▶ Your goal: Could you write out every record below exactly, leaving out any pictures?

▶ Dataset items:
++++++++

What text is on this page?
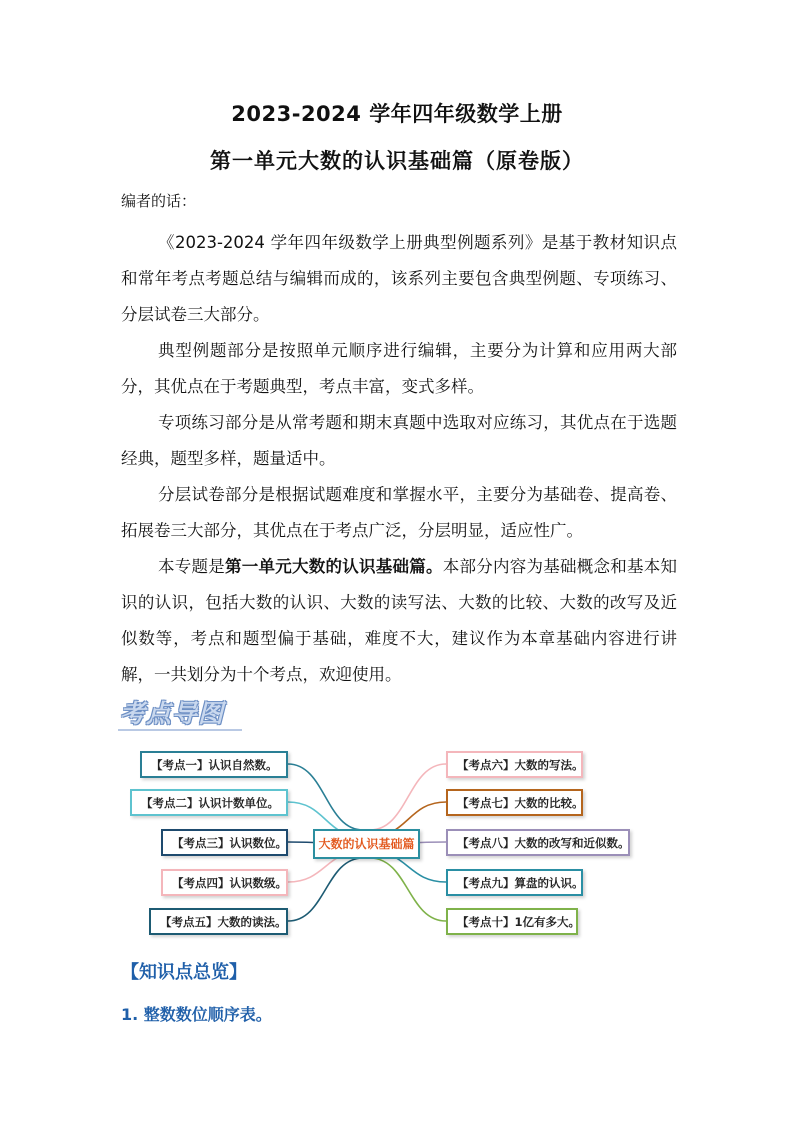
2023-2024 学年四年级数学上册
第一单元大数的认识基础篇（原卷版）
编者的话：

《2023-2024 学年四年级数学上册典型例题系列》是基于教材知识点和常年考点考题总结与编辑而成的，该系列主要包含典型例题、专项练习、分层试卷三大部分。

典型例题部分是按照单元顺序进行编辑，主要分为计算和应用两大部分，其优点在于考题典型，考点丰富，变式多样。

专项练习部分是从常考题和期末真题中选取对应练习，其优点在于选题经典，题型多样，题量适中。

分层试卷部分是根据试题难度和掌握水平，主要分为基础卷、提高卷、拓展卷三大部分，其优点在于考点广泛，分层明显，适应性广。

本专题是第一单元大数的认识基础篇。本部分内容为基础概念和基本知识的认识，包括大数的认识、大数的读写法、大数的比较、大数的改写及近似数等，考点和题型偏于基础，难度不大，建议作为本章基础内容进行讲解，一共划分为十个考点，欢迎使用。

考点导图
大数的认识基础篇
【考点一】认识自然数。
【考点二】认识计数单位。
【考点三】认识数位。
【考点四】认识数级。
【考点五】大数的读法。
【考点六】大数的写法。
【考点七】大数的比较。
【考点八】大数的改写和近似数。
【考点九】算盘的认识。
【考点十】1亿有多大。
【知识点总览】
1. 整数数位顺序表。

++++++++

▶ Exercise answer:
What text is on this page?
2023-2024 学年四年级数学上册
第一单元大数的认识基础篇（原卷版）
编者的话：

《2023-2024 学年四年级数学上册典型例题系列》是基于教材知识点和常年考点考题总结与编辑而成的，该系列主要包含典型例题、专项练习、分层试卷三大部分。

典型例题部分是按照单元顺序进行编辑，主要分为计算和应用两大部分，其优点在于考题典型，考点丰富，变式多样。

专项练习部分是从常考题和期末真题中选取对应练习，其优点在于选题经典，题型多样，题量适中。

分层试卷部分是根据试题难度和掌握水平，主要分为基础卷、提高卷、拓展卷三大部分，其优点在于考点广泛，分层明显，适应性广。

本专题是第一单元大数的认识基础篇。本部分内容为基础概念和基本知识的认识，包括大数的认识、大数的读写法、大数的比较、大数的改写及近似数等，考点和题型偏于基础，难度不大，建议作为本章基础内容进行讲解，一共划分为十个考点，欢迎使用。

考点导图
大数的认识基础篇
【考点一】认识自然数。
【考点二】认识计数单位。
【考点三】认识数位。
【考点四】认识数级。
【考点五】大数的读法。
【考点六】大数的写法。
【考点七】大数的比较。
【考点八】大数的改写和近似数。
【考点九】算盘的认识。
【考点十】1亿有多大。
【知识点总览】
1. 整数数位顺序表。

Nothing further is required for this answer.